--- Begin Records for this exercise ---

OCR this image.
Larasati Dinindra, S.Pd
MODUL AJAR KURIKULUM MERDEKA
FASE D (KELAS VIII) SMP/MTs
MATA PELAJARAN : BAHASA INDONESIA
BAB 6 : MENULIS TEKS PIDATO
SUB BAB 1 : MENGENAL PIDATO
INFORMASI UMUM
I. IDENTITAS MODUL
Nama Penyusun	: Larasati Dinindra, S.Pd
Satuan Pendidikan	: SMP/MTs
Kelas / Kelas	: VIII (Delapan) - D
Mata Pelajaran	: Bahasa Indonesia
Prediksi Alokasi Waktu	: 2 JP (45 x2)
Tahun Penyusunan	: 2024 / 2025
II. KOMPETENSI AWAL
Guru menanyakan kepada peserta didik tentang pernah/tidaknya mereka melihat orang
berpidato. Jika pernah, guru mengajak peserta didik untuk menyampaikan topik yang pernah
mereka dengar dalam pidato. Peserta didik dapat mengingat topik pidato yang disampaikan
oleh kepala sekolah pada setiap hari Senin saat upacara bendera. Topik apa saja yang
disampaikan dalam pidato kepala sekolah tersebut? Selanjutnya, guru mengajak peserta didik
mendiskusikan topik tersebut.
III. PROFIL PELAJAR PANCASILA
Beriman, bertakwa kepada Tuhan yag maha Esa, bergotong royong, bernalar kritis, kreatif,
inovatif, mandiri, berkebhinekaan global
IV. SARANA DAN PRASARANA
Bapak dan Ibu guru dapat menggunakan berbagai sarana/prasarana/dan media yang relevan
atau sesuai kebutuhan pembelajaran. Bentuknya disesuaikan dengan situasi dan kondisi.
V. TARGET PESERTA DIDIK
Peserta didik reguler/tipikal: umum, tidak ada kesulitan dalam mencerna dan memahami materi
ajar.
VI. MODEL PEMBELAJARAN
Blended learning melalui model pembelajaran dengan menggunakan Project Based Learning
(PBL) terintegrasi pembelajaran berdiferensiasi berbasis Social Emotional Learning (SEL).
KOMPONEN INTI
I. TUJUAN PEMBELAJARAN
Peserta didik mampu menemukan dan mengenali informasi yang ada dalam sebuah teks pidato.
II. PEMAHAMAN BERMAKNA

--- End Records for this exercise ---

- What the task requires -
Above are the records; retype them all without a single difference.

- Reply -
OCR this image.
Larasati Dinindra, S.Pd
MODUL AJAR KURIKULUM MERDEKA
FASE D (KELAS VIII) SMP/MTs
MATA PELAJARAN : BAHASA INDONESIA
BAB 6 : MENULIS TEKS PIDATO
SUB BAB 1 : MENGENAL PIDATO
INFORMASI UMUM
I. IDENTITAS MODUL
Nama Penyusun	: Larasati Dinindra, S.Pd
Satuan Pendidikan	: SMP/MTs
Kelas / Kelas	: VIII (Delapan) - D
Mata Pelajaran	: Bahasa Indonesia
Prediksi Alokasi Waktu	: 2 JP (45 x2)
Tahun Penyusunan	: 2024 / 2025
II. KOMPETENSI AWAL
Guru menanyakan kepada peserta didik tentang pernah/tidaknya mereka melihat orang
berpidato. Jika pernah, guru mengajak peserta didik untuk menyampaikan topik yang pernah
mereka dengar dalam pidato. Peserta didik dapat mengingat topik pidato yang disampaikan
oleh kepala sekolah pada setiap hari Senin saat upacara bendera. Topik apa saja yang
disampaikan dalam pidato kepala sekolah tersebut? Selanjutnya, guru mengajak peserta didik
mendiskusikan topik tersebut.
III. PROFIL PELAJAR PANCASILA
Beriman, bertakwa kepada Tuhan yag maha Esa, bergotong royong, bernalar kritis, kreatif,
inovatif, mandiri, berkebhinekaan global
IV. SARANA DAN PRASARANA
Bapak dan Ibu guru dapat menggunakan berbagai sarana/prasarana/dan media yang relevan
atau sesuai kebutuhan pembelajaran. Bentuknya disesuaikan dengan situasi dan kondisi.
V. TARGET PESERTA DIDIK
Peserta didik reguler/tipikal: umum, tidak ada kesulitan dalam mencerna dan memahami materi
ajar.
VI. MODEL PEMBELAJARAN
Blended learning melalui model pembelajaran dengan menggunakan Project Based Learning
(PBL) terintegrasi pembelajaran berdiferensiasi berbasis Social Emotional Learning (SEL).
KOMPONEN INTI
I. TUJUAN PEMBELAJARAN
Peserta didik mampu menemukan dan mengenali informasi yang ada dalam sebuah teks pidato.
II. PEMAHAMAN BERMAKNA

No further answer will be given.